* START Working data *

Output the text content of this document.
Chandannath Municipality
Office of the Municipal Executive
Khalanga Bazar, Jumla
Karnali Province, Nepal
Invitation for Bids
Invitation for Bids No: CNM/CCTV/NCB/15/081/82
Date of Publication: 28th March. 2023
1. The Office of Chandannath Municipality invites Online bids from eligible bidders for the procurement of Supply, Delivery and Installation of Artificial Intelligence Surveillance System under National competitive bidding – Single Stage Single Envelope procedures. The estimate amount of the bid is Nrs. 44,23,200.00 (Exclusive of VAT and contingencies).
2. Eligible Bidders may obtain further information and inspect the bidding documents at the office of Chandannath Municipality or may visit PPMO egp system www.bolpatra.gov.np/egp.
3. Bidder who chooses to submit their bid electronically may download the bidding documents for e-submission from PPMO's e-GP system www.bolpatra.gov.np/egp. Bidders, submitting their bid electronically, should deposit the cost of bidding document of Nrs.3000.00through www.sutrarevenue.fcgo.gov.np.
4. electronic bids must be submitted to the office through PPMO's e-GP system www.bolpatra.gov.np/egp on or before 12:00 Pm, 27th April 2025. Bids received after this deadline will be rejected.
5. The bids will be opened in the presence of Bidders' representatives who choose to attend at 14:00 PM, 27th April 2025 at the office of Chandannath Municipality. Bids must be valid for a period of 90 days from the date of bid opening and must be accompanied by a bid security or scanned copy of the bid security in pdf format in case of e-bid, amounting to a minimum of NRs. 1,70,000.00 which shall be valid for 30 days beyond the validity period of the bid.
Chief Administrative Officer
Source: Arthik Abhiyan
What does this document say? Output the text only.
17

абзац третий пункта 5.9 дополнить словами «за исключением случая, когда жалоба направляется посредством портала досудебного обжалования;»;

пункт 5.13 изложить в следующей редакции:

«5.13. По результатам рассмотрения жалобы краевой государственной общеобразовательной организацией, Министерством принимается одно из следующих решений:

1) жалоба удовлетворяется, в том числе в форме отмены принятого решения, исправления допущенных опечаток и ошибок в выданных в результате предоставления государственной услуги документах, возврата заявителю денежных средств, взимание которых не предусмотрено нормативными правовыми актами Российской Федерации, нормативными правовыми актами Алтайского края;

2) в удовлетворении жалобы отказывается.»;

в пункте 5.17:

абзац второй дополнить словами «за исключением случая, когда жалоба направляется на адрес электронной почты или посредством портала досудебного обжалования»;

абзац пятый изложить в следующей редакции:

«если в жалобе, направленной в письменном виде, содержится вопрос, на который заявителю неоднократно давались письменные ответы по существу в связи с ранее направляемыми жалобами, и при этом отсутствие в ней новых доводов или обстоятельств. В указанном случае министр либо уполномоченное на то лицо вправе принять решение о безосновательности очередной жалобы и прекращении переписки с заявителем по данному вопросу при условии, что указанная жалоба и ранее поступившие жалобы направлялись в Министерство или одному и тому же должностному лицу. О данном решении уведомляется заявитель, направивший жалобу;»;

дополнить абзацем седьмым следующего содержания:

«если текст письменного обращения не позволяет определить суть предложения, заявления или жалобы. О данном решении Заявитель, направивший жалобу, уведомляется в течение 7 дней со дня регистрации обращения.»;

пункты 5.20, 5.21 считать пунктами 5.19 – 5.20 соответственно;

* END Working data *

● Objective:
Return every entry verbatim.

● Written answer:
Output the text content of this document.
Chandannath Municipality
Office of the Municipal Executive
Khalanga Bazar, Jumla
Karnali Province, Nepal
Invitation for Bids
Invitation for Bids No: CNM/CCTV/NCB/15/081/82
Date of Publication: 28th March. 2023
1. The Office of Chandannath Municipality invites Online bids from eligible bidders for the procurement of Supply, Delivery and Installation of Artificial Intelligence Surveillance System under National competitive bidding – Single Stage Single Envelope procedures. The estimate amount of the bid is Nrs. 44,23,200.00 (Exclusive of VAT and contingencies).
2. Eligible Bidders may obtain further information and inspect the bidding documents at the office of Chandannath Municipality or may visit PPMO egp system www.bolpatra.gov.np/egp.
3. Bidder who chooses to submit their bid electronically may download the bidding documents for e-submission from PPMO's e-GP system www.bolpatra.gov.np/egp. Bidders, submitting their bid electronically, should deposit the cost of bidding document of Nrs.3000.00through www.sutrarevenue.fcgo.gov.np.
4. electronic bids must be submitted to the office through PPMO's e-GP system www.bolpatra.gov.np/egp on or before 12:00 Pm, 27th April 2025. Bids received after this deadline will be rejected.
5. The bids will be opened in the presence of Bidders' representatives who choose to attend at 14:00 PM, 27th April 2025 at the office of Chandannath Municipality. Bids must be valid for a period of 90 days from the date of bid opening and must be accompanied by a bid security or scanned copy of the bid security in pdf format in case of e-bid, amounting to a minimum of NRs. 1,70,000.00 which shall be valid for 30 days beyond the validity period of the bid.
Chief Administrative Officer
Source: Arthik Abhiyan
What does this document say? Output the text only.
17

абзац третий пункта 5.9 дополнить словами «за исключением случая, когда жалоба направляется посредством портала досудебного обжалования;»;

пункт 5.13 изложить в следующей редакции:

«5.13. По результатам рассмотрения жалобы краевой государственной общеобразовательной организацией, Министерством принимается одно из следующих решений:

1) жалоба удовлетворяется, в том числе в форме отмены принятого решения, исправления допущенных опечаток и ошибок в выданных в результате предоставления государственной услуги документах, возврата заявителю денежных средств, взимание которых не предусмотрено нормативными правовыми актами Российской Федерации, нормативными правовыми актами Алтайского края;

2) в удовлетворении жалобы отказывается.»;

в пункте 5.17:

абзац второй дополнить словами «за исключением случая, когда жалоба направляется на адрес электронной почты или посредством портала досудебного обжалования»;

абзац пятый изложить в следующей редакции:

«если в жалобе, направленной в письменном виде, содержится вопрос, на который заявителю неоднократно давались письменные ответы по существу в связи с ранее направляемыми жалобами, и при этом отсутствие в ней новых доводов или обстоятельств. В указанном случае министр либо уполномоченное на то лицо вправе принять решение о безосновательности очередной жалобы и прекращении переписки с заявителем по данному вопросу при условии, что указанная жалоба и ранее поступившие жалобы направлялись в Министерство или одному и тому же должностному лицу. О данном решении уведомляется заявитель, направивший жалобу;»;

дополнить абзацем седьмым следующего содержания:

«если текст письменного обращения не позволяет определить суть предложения, заявления или жалобы. О данном решении Заявитель, направивший жалобу, уведомляется в течение 7 дней со дня регистрации обращения.»;

пункты 5.20, 5.21 считать пунктами 5.19 – 5.20 соответственно;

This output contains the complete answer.